Below are some records; repeat them all exactly, minus the pictures.

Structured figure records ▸
— START —

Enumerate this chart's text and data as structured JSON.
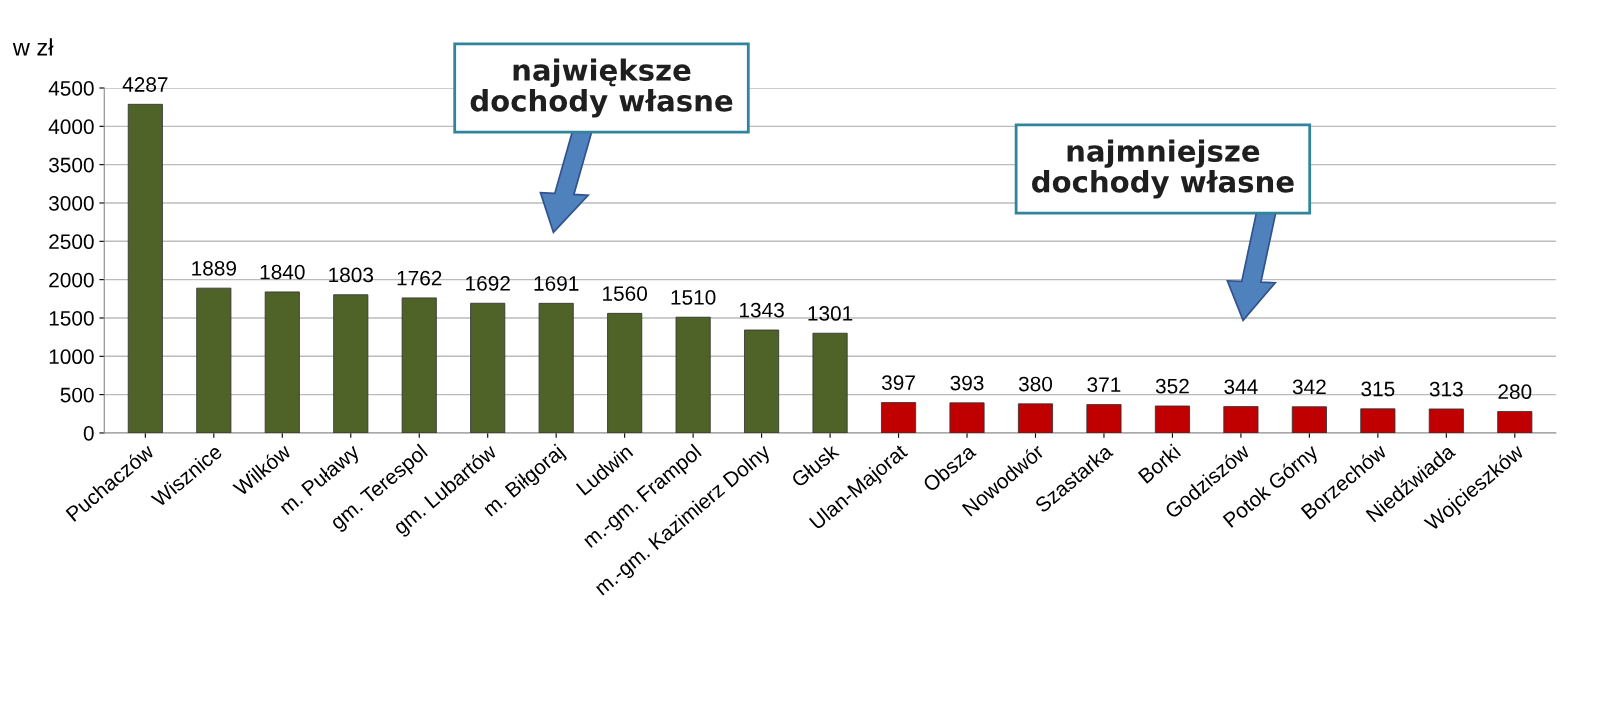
{
  "chart_data": {
    "type": "bar",
    "ylabel": "w zł",
    "categories": [
      "Puchaczów",
      "Wisznice",
      "Wilków",
      "m. Puławy",
      "gm. Terespol",
      "gm. Lubartów",
      "m. Biłgoraj",
      "Ludwin",
      "m.-gm. Frampol",
      "m.-gm. Kazimierz Dolny",
      "Głusk",
      "Ulan-Majorat",
      "Obsza",
      "Nowodwór",
      "Szastarka",
      "Borki",
      "Godziszów",
      "Potok Górny",
      "Borzechów",
      "Niedźwiada",
      "Wojcieszków"
    ],
    "values": [
      4287,
      1889,
      1840,
      1803,
      1762,
      1692,
      1691,
      1560,
      1510,
      1343,
      1301,
      397,
      393,
      380,
      371,
      352,
      344,
      342,
      315,
      313,
      280
    ],
    "colors": [
      "#4f6228",
      "#4f6228",
      "#4f6228",
      "#4f6228",
      "#4f6228",
      "#4f6228",
      "#4f6228",
      "#4f6228",
      "#4f6228",
      "#4f6228",
      "#4f6228",
      "#c00000",
      "#c00000",
      "#c00000",
      "#c00000",
      "#c00000",
      "#c00000",
      "#c00000",
      "#c00000",
      "#c00000",
      "#c00000"
    ],
    "ylim": [
      0,
      4500
    ],
    "yticks": [
      0,
      500,
      1000,
      1500,
      2000,
      2500,
      3000,
      3500,
      4000,
      4500
    ],
    "grid": "y",
    "data_labels": true,
    "annotations": [
      "największe\ndochody własne",
      "najmniejsze\ndochody własne"
    ]
  }
}
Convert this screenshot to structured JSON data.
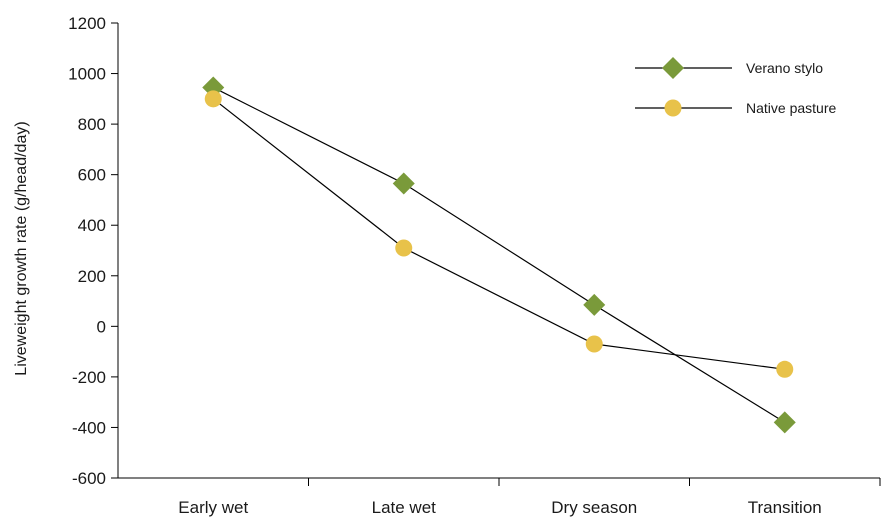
{
  "chart_data": {
    "type": "line",
    "categories": [
      "Early wet",
      "Late wet",
      "Dry season",
      "Transition"
    ],
    "ylabel": "Liveweight growth rate (g/head/day)",
    "xlabel": "",
    "ylim": [
      -600,
      1200
    ],
    "yticks": [
      1200,
      1000,
      800,
      600,
      400,
      200,
      0,
      -200,
      -400,
      -600
    ],
    "grid": false,
    "legend_position": "top-right",
    "series": [
      {
        "name": "Verano stylo",
        "values": [
          945,
          565,
          85,
          -380
        ],
        "color": "#7a9a3a",
        "marker": "diamond"
      },
      {
        "name": "Native pasture",
        "values": [
          900,
          310,
          -70,
          -170
        ],
        "color": "#e8c24a",
        "marker": "circle"
      }
    ]
  }
}
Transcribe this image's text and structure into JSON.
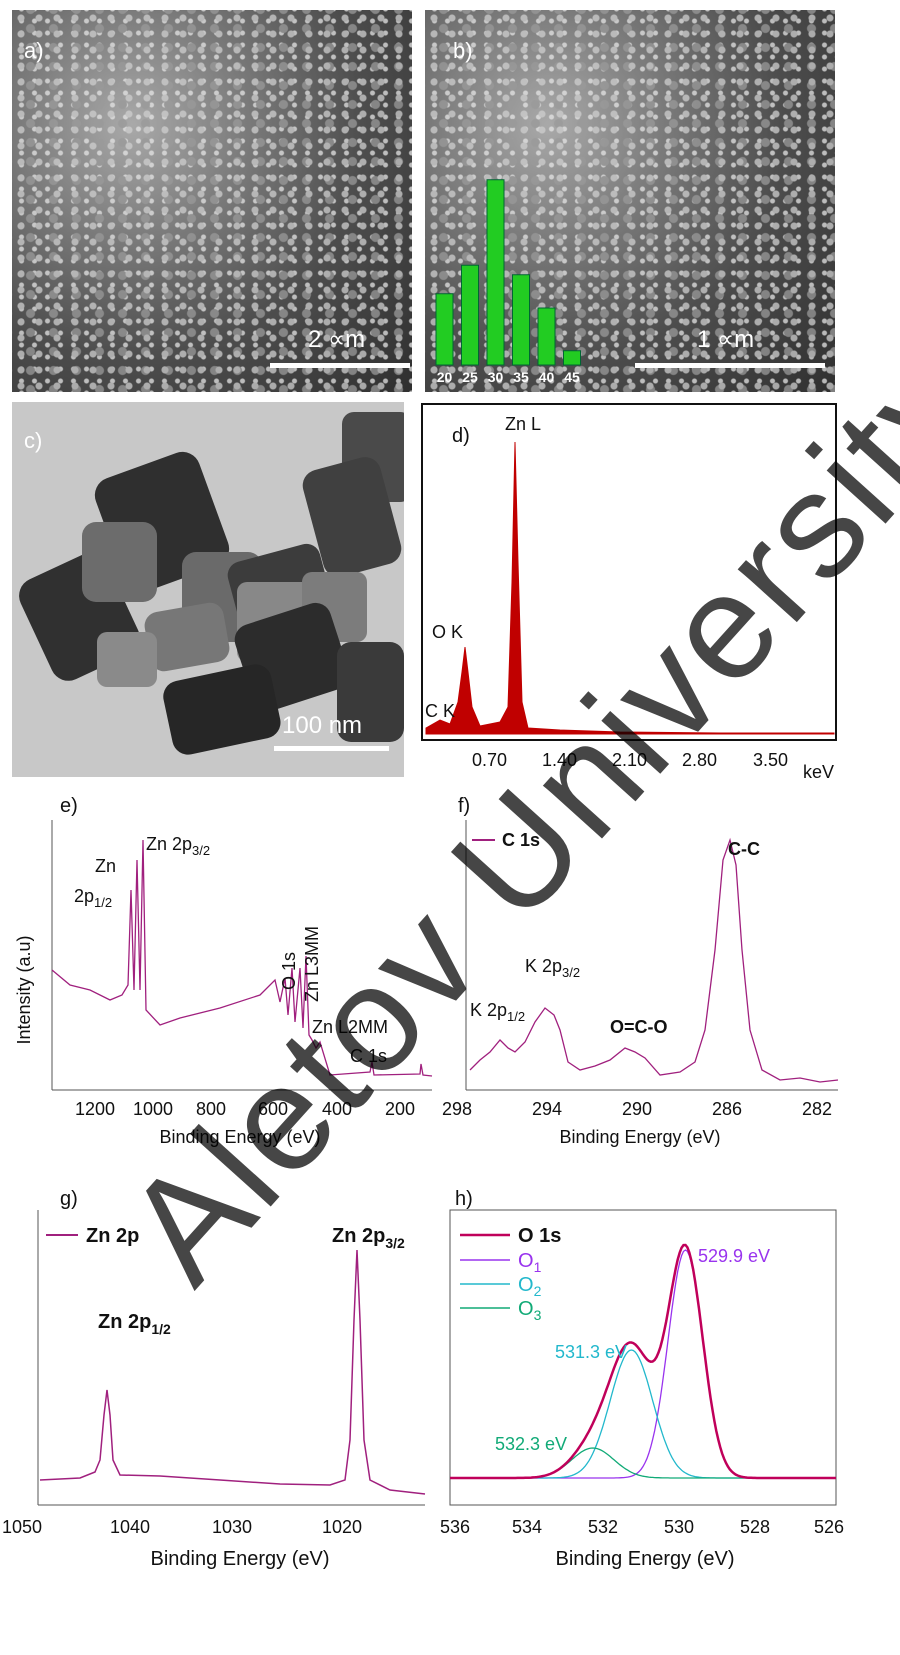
{
  "panels": {
    "a": {
      "tag": "a)",
      "scale": "2 ∝m"
    },
    "b": {
      "tag": "b)",
      "scale": "1 ∝m",
      "hist": {
        "categories": [
          "20",
          "25",
          "30",
          "35",
          "40",
          "45"
        ],
        "values": [
          7.5,
          10.5,
          19.5,
          9.5,
          6,
          1.5
        ]
      }
    },
    "c": {
      "tag": "c)",
      "scale": "100 nm"
    },
    "d": {
      "tag": "d)",
      "peaks": [
        "Zn L",
        "O K",
        "C K"
      ],
      "ticks": [
        "0.70",
        "1.40",
        "2.10",
        "2.80",
        "3.50"
      ],
      "unit": "keV"
    },
    "e": {
      "tag": "e)",
      "ylabel": "Intensity (a.u)",
      "xlabel": "Binding Energy (eV)",
      "ticks": [
        "1200",
        "1000",
        "800",
        "600",
        "400",
        "200"
      ],
      "ann": {
        "zn2p12_a": "Zn",
        "zn2p12_b": "2p",
        "zn2p12_sub": "1/2",
        "zn2p32": "Zn 2p",
        "zn2p32_sub": "3/2",
        "o1s": "O 1s",
        "znl3mm": "Zn L3MM",
        "znl2mm": "Zn L2MM",
        "c1s": "C 1s"
      }
    },
    "f": {
      "tag": "f)",
      "legend": "C 1s",
      "xlabel": "Binding Energy (eV)",
      "ticks": [
        "298",
        "294",
        "290",
        "286",
        "282"
      ],
      "ann": {
        "k2p12": "K 2p",
        "k2p12_sub": "1/2",
        "k2p32": "K 2p",
        "k2p32_sub": "3/2",
        "oco": "O=C-O",
        "cc": "C-C"
      }
    },
    "g": {
      "tag": "g)",
      "legend": "Zn 2p",
      "xlabel": "Binding Energy (eV)",
      "ticks": [
        "1050",
        "1040",
        "1030",
        "1020"
      ],
      "ann": {
        "p12": "Zn 2p",
        "p12_sub": "1/2",
        "p32": "Zn 2p",
        "p32_sub": "3/2"
      }
    },
    "h": {
      "tag": "h)",
      "legend": [
        "O 1s",
        "O",
        "O",
        "O"
      ],
      "legend_sub": [
        "",
        "1",
        "2",
        "3"
      ],
      "xlabel": "Binding Energy (eV)",
      "ticks": [
        "536",
        "534",
        "532",
        "530",
        "528",
        "526"
      ],
      "ann": {
        "e1": "529.9 eV",
        "e2": "531.3 eV",
        "e3": "532.3 eV"
      }
    }
  },
  "watermark": "Aletov University",
  "colors": {
    "spectrum": "#a0207e",
    "eds": "#c00000",
    "hist": "#22cc22",
    "o1": "#9933ee",
    "o2": "#22b8cc",
    "o3": "#11aa77",
    "o1s": "#c0005a"
  },
  "chart_data": [
    {
      "type": "bar",
      "title": "",
      "categories": [
        "20",
        "25",
        "30",
        "35",
        "40",
        "45"
      ],
      "values": [
        7.5,
        10.5,
        19.5,
        9.5,
        6,
        1.5
      ]
    },
    {
      "type": "line",
      "xlabel": "keV",
      "x": [
        0.28,
        0.52,
        0.93,
        1.0,
        1.1
      ],
      "y": [
        18,
        95,
        300,
        120,
        10
      ]
    },
    {
      "type": "line",
      "xlabel": "Binding Energy (eV)",
      "ylabel": "Intensity (a.u)",
      "x": [
        1044,
        1021,
        530,
        498,
        285
      ],
      "y": [
        60,
        100,
        35,
        35,
        5
      ]
    },
    {
      "type": "line",
      "xlabel": "Binding Energy (eV)",
      "x": [
        296,
        293,
        288.5,
        284.8
      ],
      "y": [
        25,
        45,
        20,
        100
      ]
    },
    {
      "type": "line",
      "xlabel": "Binding Energy (eV)",
      "x": [
        1044.5,
        1021.3
      ],
      "y": [
        48,
        100
      ]
    },
    {
      "type": "line",
      "xlabel": "Binding Energy (eV)",
      "series": [
        {
          "name": "O1",
          "x": [
            529.9
          ],
          "y": [
            100
          ]
        },
        {
          "name": "O2",
          "x": [
            531.3
          ],
          "y": [
            56
          ]
        },
        {
          "name": "O3",
          "x": [
            532.3
          ],
          "y": [
            13
          ]
        }
      ]
    }
  ]
}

— END —

Result ▸
Enumerate this chart's text and data as structured JSON.
{
  "chart_data": {
    "type": "bar",
    "ylabel": "w zł",
    "categories": [
      "Puchaczów",
      "Wisznice",
      "Wilków",
      "m. Puławy",
      "gm. Terespol",
      "gm. Lubartów",
      "m. Biłgoraj",
      "Ludwin",
      "m.-gm. Frampol",
      "m.-gm. Kazimierz Dolny",
      "Głusk",
      "Ulan-Majorat",
      "Obsza",
      "Nowodwór",
      "Szastarka",
      "Borki",
      "Godziszów",
      "Potok Górny",
      "Borzechów",
      "Niedźwiada",
      "Wojcieszków"
    ],
    "values": [
      4287,
      1889,
      1840,
      1803,
      1762,
      1692,
      1691,
      1560,
      1510,
      1343,
      1301,
      397,
      393,
      380,
      371,
      352,
      344,
      342,
      315,
      313,
      280
    ],
    "colors": [
      "#4f6228",
      "#4f6228",
      "#4f6228",
      "#4f6228",
      "#4f6228",
      "#4f6228",
      "#4f6228",
      "#4f6228",
      "#4f6228",
      "#4f6228",
      "#4f6228",
      "#c00000",
      "#c00000",
      "#c00000",
      "#c00000",
      "#c00000",
      "#c00000",
      "#c00000",
      "#c00000",
      "#c00000",
      "#c00000"
    ],
    "ylim": [
      0,
      4500
    ],
    "yticks": [
      0,
      500,
      1000,
      1500,
      2000,
      2500,
      3000,
      3500,
      4000,
      4500
    ],
    "grid": "y",
    "data_labels": true,
    "annotations": [
      "największe\ndochody własne",
      "najmniejsze\ndochody własne"
    ]
  }
}
Convert this screenshot to structured JSON data.
{
  "chart_data": {
    "type": "line",
    "categories": [
      "Early wet",
      "Late wet",
      "Dry season",
      "Transition"
    ],
    "ylabel": "Liveweight growth rate (g/head/day)",
    "xlabel": "",
    "ylim": [
      -600,
      1200
    ],
    "yticks": [
      1200,
      1000,
      800,
      600,
      400,
      200,
      0,
      -200,
      -400,
      -600
    ],
    "grid": false,
    "legend_position": "top-right",
    "series": [
      {
        "name": "Verano stylo",
        "values": [
          945,
          565,
          85,
          -380
        ],
        "color": "#7a9a3a",
        "marker": "diamond"
      },
      {
        "name": "Native pasture",
        "values": [
          900,
          310,
          -70,
          -170
        ],
        "color": "#e8c24a",
        "marker": "circle"
      }
    ]
  }
}
Transcribe this image's text and structure into JSON.
{
  "panels": {
    "a": {
      "tag": "a)",
      "scale": "2 ∝m"
    },
    "b": {
      "tag": "b)",
      "scale": "1 ∝m",
      "hist": {
        "categories": [
          "20",
          "25",
          "30",
          "35",
          "40",
          "45"
        ],
        "values": [
          7.5,
          10.5,
          19.5,
          9.5,
          6,
          1.5
        ]
      }
    },
    "c": {
      "tag": "c)",
      "scale": "100 nm"
    },
    "d": {
      "tag": "d)",
      "peaks": [
        "Zn L",
        "O K",
        "C K"
      ],
      "ticks": [
        "0.70",
        "1.40",
        "2.10",
        "2.80",
        "3.50"
      ],
      "unit": "keV"
    },
    "e": {
      "tag": "e)",
      "ylabel": "Intensity (a.u)",
      "xlabel": "Binding Energy (eV)",
      "ticks": [
        "1200",
        "1000",
        "800",
        "600",
        "400",
        "200"
      ],
      "ann": {
        "zn2p12_a": "Zn",
        "zn2p12_b": "2p",
        "zn2p12_sub": "1/2",
        "zn2p32": "Zn 2p",
        "zn2p32_sub": "3/2",
        "o1s": "O 1s",
        "znl3mm": "Zn L3MM",
        "znl2mm": "Zn L2MM",
        "c1s": "C 1s"
      }
    },
    "f": {
      "tag": "f)",
      "legend": "C 1s",
      "xlabel": "Binding Energy (eV)",
      "ticks": [
        "298",
        "294",
        "290",
        "286",
        "282"
      ],
      "ann": {
        "k2p12": "K 2p",
        "k2p12_sub": "1/2",
        "k2p32": "K 2p",
        "k2p32_sub": "3/2",
        "oco": "O=C-O",
        "cc": "C-C"
      }
    },
    "g": {
      "tag": "g)",
      "legend": "Zn 2p",
      "xlabel": "Binding Energy (eV)",
      "ticks": [
        "1050",
        "1040",
        "1030",
        "1020"
      ],
      "ann": {
        "p12": "Zn 2p",
        "p12_sub": "1/2",
        "p32": "Zn 2p",
        "p32_sub": "3/2"
      }
    },
    "h": {
      "tag": "h)",
      "legend": [
        "O 1s",
        "O",
        "O",
        "O"
      ],
      "legend_sub": [
        "",
        "1",
        "2",
        "3"
      ],
      "xlabel": "Binding Energy (eV)",
      "ticks": [
        "536",
        "534",
        "532",
        "530",
        "528",
        "526"
      ],
      "ann": {
        "e1": "529.9 eV",
        "e2": "531.3 eV",
        "e3": "532.3 eV"
      }
    }
  },
  "watermark": "Aletov University",
  "colors": {
    "spectrum": "#a0207e",
    "eds": "#c00000",
    "hist": "#22cc22",
    "o1": "#9933ee",
    "o2": "#22b8cc",
    "o3": "#11aa77",
    "o1s": "#c0005a"
  },
  "chart_data": [
    {
      "type": "bar",
      "title": "",
      "categories": [
        "20",
        "25",
        "30",
        "35",
        "40",
        "45"
      ],
      "values": [
        7.5,
        10.5,
        19.5,
        9.5,
        6,
        1.5
      ]
    },
    {
      "type": "line",
      "xlabel": "keV",
      "x": [
        0.28,
        0.52,
        0.93,
        1.0,
        1.1
      ],
      "y": [
        18,
        95,
        300,
        120,
        10
      ]
    },
    {
      "type": "line",
      "xlabel": "Binding Energy (eV)",
      "ylabel": "Intensity (a.u)",
      "x": [
        1044,
        1021,
        530,
        498,
        285
      ],
      "y": [
        60,
        100,
        35,
        35,
        5
      ]
    },
    {
      "type": "line",
      "xlabel": "Binding Energy (eV)",
      "x": [
        296,
        293,
        288.5,
        284.8
      ],
      "y": [
        25,
        45,
        20,
        100
      ]
    },
    {
      "type": "line",
      "xlabel": "Binding Energy (eV)",
      "x": [
        1044.5,
        1021.3
      ],
      "y": [
        48,
        100
      ]
    },
    {
      "type": "line",
      "xlabel": "Binding Energy (eV)",
      "series": [
        {
          "name": "O1",
          "x": [
            529.9
          ],
          "y": [
            100
          ]
        },
        {
          "name": "O2",
          "x": [
            531.3
          ],
          "y": [
            56
          ]
        },
        {
          "name": "O3",
          "x": [
            532.3
          ],
          "y": [
            13
          ]
        }
      ]
    }
  ]
}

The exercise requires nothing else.